## begin

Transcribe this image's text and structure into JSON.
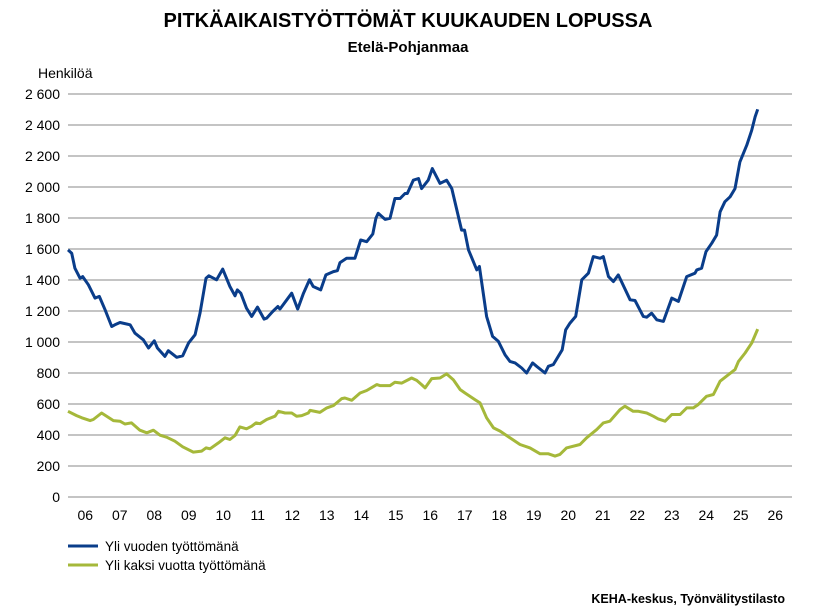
{
  "chart_data": {
    "type": "line",
    "title": "PITKÄAIKAISTYÖTTÖMÄT KUUKAUDEN LOPUSSA",
    "subtitle": "Etelä-Pohjanmaa",
    "ylabel": "Henkilöä",
    "xlabel": "",
    "x_unit": "months since January 2006",
    "ylim": [
      0,
      2600
    ],
    "yticks": [
      0,
      200,
      400,
      600,
      800,
      1000,
      1200,
      1400,
      1600,
      1800,
      2000,
      2200,
      2400,
      2600
    ],
    "ytick_labels": [
      "0",
      "200",
      "400",
      "600",
      "800",
      "1 000",
      "1 200",
      "1 400",
      "1 600",
      "1 800",
      "2 000",
      "2 200",
      "2 400",
      "2 600"
    ],
    "xtick_labels": [
      "06",
      "07",
      "08",
      "09",
      "10",
      "11",
      "12",
      "13",
      "14",
      "15",
      "16",
      "17",
      "18",
      "19",
      "20",
      "21",
      "22",
      "23",
      "24",
      "25",
      "26"
    ],
    "grid": true,
    "legend_position": "bottom-left",
    "source": "KEHA-keskus, Työnvälitystilasto",
    "series": [
      {
        "name": "Yli vuoden työttömänä",
        "color": "#0a3d8a",
        "points": [
          [
            0,
            1594
          ],
          [
            1.3,
            1573
          ],
          [
            2.4,
            1476
          ],
          [
            4.2,
            1411
          ],
          [
            5.1,
            1422
          ],
          [
            7.1,
            1369
          ],
          [
            9.4,
            1283
          ],
          [
            10.9,
            1294
          ],
          [
            12.9,
            1208
          ],
          [
            15.2,
            1100
          ],
          [
            16.3,
            1111
          ],
          [
            18.1,
            1126
          ],
          [
            21.6,
            1111
          ],
          [
            23.3,
            1057
          ],
          [
            26.2,
            1014
          ],
          [
            28,
            961
          ],
          [
            30,
            1008
          ],
          [
            31.1,
            961
          ],
          [
            33.7,
            907
          ],
          [
            34.9,
            944
          ],
          [
            37.8,
            901
          ],
          [
            39.9,
            911
          ],
          [
            41.9,
            993
          ],
          [
            44.2,
            1047
          ],
          [
            45.9,
            1186
          ],
          [
            48,
            1411
          ],
          [
            49,
            1427
          ],
          [
            51.7,
            1401
          ],
          [
            53.8,
            1470
          ],
          [
            56.3,
            1358
          ],
          [
            58.1,
            1298
          ],
          [
            58.9,
            1336
          ],
          [
            60.1,
            1315
          ],
          [
            62.1,
            1218
          ],
          [
            63.9,
            1165
          ],
          [
            65.9,
            1225
          ],
          [
            68.2,
            1148
          ],
          [
            69.1,
            1154
          ],
          [
            71.2,
            1197
          ],
          [
            73,
            1229
          ],
          [
            73.7,
            1212
          ],
          [
            76.1,
            1272
          ],
          [
            77.8,
            1315
          ],
          [
            79.9,
            1212
          ],
          [
            81.9,
            1315
          ],
          [
            84,
            1401
          ],
          [
            85.3,
            1358
          ],
          [
            87.9,
            1336
          ],
          [
            89.7,
            1433
          ],
          [
            92.3,
            1454
          ],
          [
            93.7,
            1460
          ],
          [
            94.6,
            1512
          ],
          [
            96.9,
            1540
          ],
          [
            99.8,
            1540
          ],
          [
            101.8,
            1658
          ],
          [
            103.9,
            1647
          ],
          [
            106,
            1697
          ],
          [
            107.1,
            1798
          ],
          [
            107.9,
            1830
          ],
          [
            110.3,
            1791
          ],
          [
            112,
            1798
          ],
          [
            113.7,
            1926
          ],
          [
            115.5,
            1926
          ],
          [
            117.2,
            1958
          ],
          [
            118,
            1958
          ],
          [
            120.1,
            2044
          ],
          [
            121.9,
            2055
          ],
          [
            123,
            1990
          ],
          [
            125.3,
            2044
          ],
          [
            126.7,
            2119
          ],
          [
            129.4,
            2023
          ],
          [
            131.7,
            2044
          ],
          [
            133.5,
            1990
          ],
          [
            136.9,
            1722
          ],
          [
            137.9,
            1722
          ],
          [
            139.3,
            1594
          ],
          [
            142.2,
            1465
          ],
          [
            143.1,
            1487
          ],
          [
            145.6,
            1165
          ],
          [
            147.7,
            1036
          ],
          [
            149.7,
            1004
          ],
          [
            152,
            918
          ],
          [
            153.7,
            875
          ],
          [
            155.5,
            865
          ],
          [
            157.8,
            832
          ],
          [
            159.5,
            800
          ],
          [
            161.6,
            865
          ],
          [
            163,
            843
          ],
          [
            165.9,
            800
          ],
          [
            167.1,
            843
          ],
          [
            168.8,
            854
          ],
          [
            171.9,
            950
          ],
          [
            173.1,
            1079
          ],
          [
            174.6,
            1122
          ],
          [
            176.6,
            1165
          ],
          [
            178.7,
            1401
          ],
          [
            181,
            1444
          ],
          [
            182.7,
            1551
          ],
          [
            185.1,
            1540
          ],
          [
            186.2,
            1551
          ],
          [
            188,
            1422
          ],
          [
            189.7,
            1390
          ],
          [
            191.4,
            1433
          ],
          [
            195.5,
            1272
          ],
          [
            197.2,
            1268
          ],
          [
            200.1,
            1165
          ],
          [
            201.3,
            1160
          ],
          [
            203,
            1186
          ],
          [
            204.8,
            1143
          ],
          [
            207.1,
            1133
          ],
          [
            210,
            1283
          ],
          [
            212.3,
            1262
          ],
          [
            215.2,
            1422
          ],
          [
            218.1,
            1444
          ],
          [
            218.7,
            1465
          ],
          [
            220.4,
            1476
          ],
          [
            221.9,
            1583
          ],
          [
            223.9,
            1637
          ],
          [
            225.6,
            1690
          ],
          [
            226.8,
            1840
          ],
          [
            228.5,
            1905
          ],
          [
            230.3,
            1937
          ],
          [
            232,
            1990
          ],
          [
            233.7,
            2162
          ],
          [
            236.1,
            2270
          ],
          [
            237.8,
            2366
          ],
          [
            239,
            2452
          ],
          [
            239.9,
            2501
          ]
        ]
      },
      {
        "name": "Yli kaksi vuotta työttömänä",
        "color": "#a5b83a",
        "points": [
          [
            0,
            553
          ],
          [
            3,
            525
          ],
          [
            4.8,
            511
          ],
          [
            7.7,
            493
          ],
          [
            8.8,
            500
          ],
          [
            11.7,
            542
          ],
          [
            15.8,
            493
          ],
          [
            18.1,
            489
          ],
          [
            19.8,
            471
          ],
          [
            22.1,
            478
          ],
          [
            25,
            431
          ],
          [
            27.4,
            414
          ],
          [
            29.7,
            431
          ],
          [
            32,
            399
          ],
          [
            34.3,
            386
          ],
          [
            37.2,
            360
          ],
          [
            39.9,
            324
          ],
          [
            43.6,
            290
          ],
          [
            46.5,
            296
          ],
          [
            48,
            317
          ],
          [
            49.4,
            311
          ],
          [
            52.3,
            349
          ],
          [
            54.6,
            382
          ],
          [
            56.3,
            371
          ],
          [
            58.1,
            397
          ],
          [
            59.8,
            452
          ],
          [
            62.1,
            440
          ],
          [
            63.9,
            457
          ],
          [
            65.4,
            478
          ],
          [
            66.8,
            473
          ],
          [
            69.1,
            500
          ],
          [
            72,
            521
          ],
          [
            73.2,
            553
          ],
          [
            75.5,
            542
          ],
          [
            77.8,
            542
          ],
          [
            79.5,
            521
          ],
          [
            81.3,
            525
          ],
          [
            83.6,
            542
          ],
          [
            84.2,
            559
          ],
          [
            87.6,
            546
          ],
          [
            90,
            575
          ],
          [
            92.3,
            590
          ],
          [
            95.2,
            635
          ],
          [
            96.3,
            639
          ],
          [
            98.7,
            624
          ],
          [
            101.6,
            671
          ],
          [
            103.9,
            687
          ],
          [
            107.4,
            725
          ],
          [
            108.5,
            719
          ],
          [
            112,
            719
          ],
          [
            113.7,
            740
          ],
          [
            116.1,
            735
          ],
          [
            119.5,
            768
          ],
          [
            121.3,
            752
          ],
          [
            123,
            725
          ],
          [
            124.2,
            704
          ],
          [
            126.5,
            764
          ],
          [
            129.4,
            768
          ],
          [
            131.7,
            794
          ],
          [
            134,
            757
          ],
          [
            136.4,
            693
          ],
          [
            138.1,
            671
          ],
          [
            141.6,
            628
          ],
          [
            143.3,
            607
          ],
          [
            145.6,
            511
          ],
          [
            148,
            446
          ],
          [
            150.3,
            425
          ],
          [
            153.7,
            382
          ],
          [
            157.2,
            339
          ],
          [
            160.7,
            317
          ],
          [
            164.2,
            279
          ],
          [
            167.1,
            279
          ],
          [
            169.4,
            264
          ],
          [
            171.1,
            275
          ],
          [
            173.4,
            317
          ],
          [
            178.1,
            339
          ],
          [
            180.4,
            382
          ],
          [
            183.9,
            435
          ],
          [
            186.2,
            478
          ],
          [
            188.5,
            489
          ],
          [
            192,
            564
          ],
          [
            193.7,
            586
          ],
          [
            196.6,
            553
          ],
          [
            198.4,
            553
          ],
          [
            201.3,
            542
          ],
          [
            203.6,
            521
          ],
          [
            205.3,
            504
          ],
          [
            207.7,
            489
          ],
          [
            210,
            532
          ],
          [
            212.9,
            532
          ],
          [
            215.2,
            575
          ],
          [
            217.5,
            575
          ],
          [
            219.2,
            596
          ],
          [
            222.1,
            650
          ],
          [
            224.5,
            661
          ],
          [
            226.8,
            747
          ],
          [
            229.7,
            789
          ],
          [
            232,
            822
          ],
          [
            233.2,
            875
          ],
          [
            235.5,
            929
          ],
          [
            237.8,
            993
          ],
          [
            239.9,
            1083
          ]
        ]
      }
    ]
  }
}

## end

[WRITTEN REQUEST]:
Search the data above for lines holding "työttömänä" and copy each of them.

[EXERCISE ANSWER]:
        "name": "Yli vuoden työttömänä",
        "name": "Yli kaksi vuotta työttömänä",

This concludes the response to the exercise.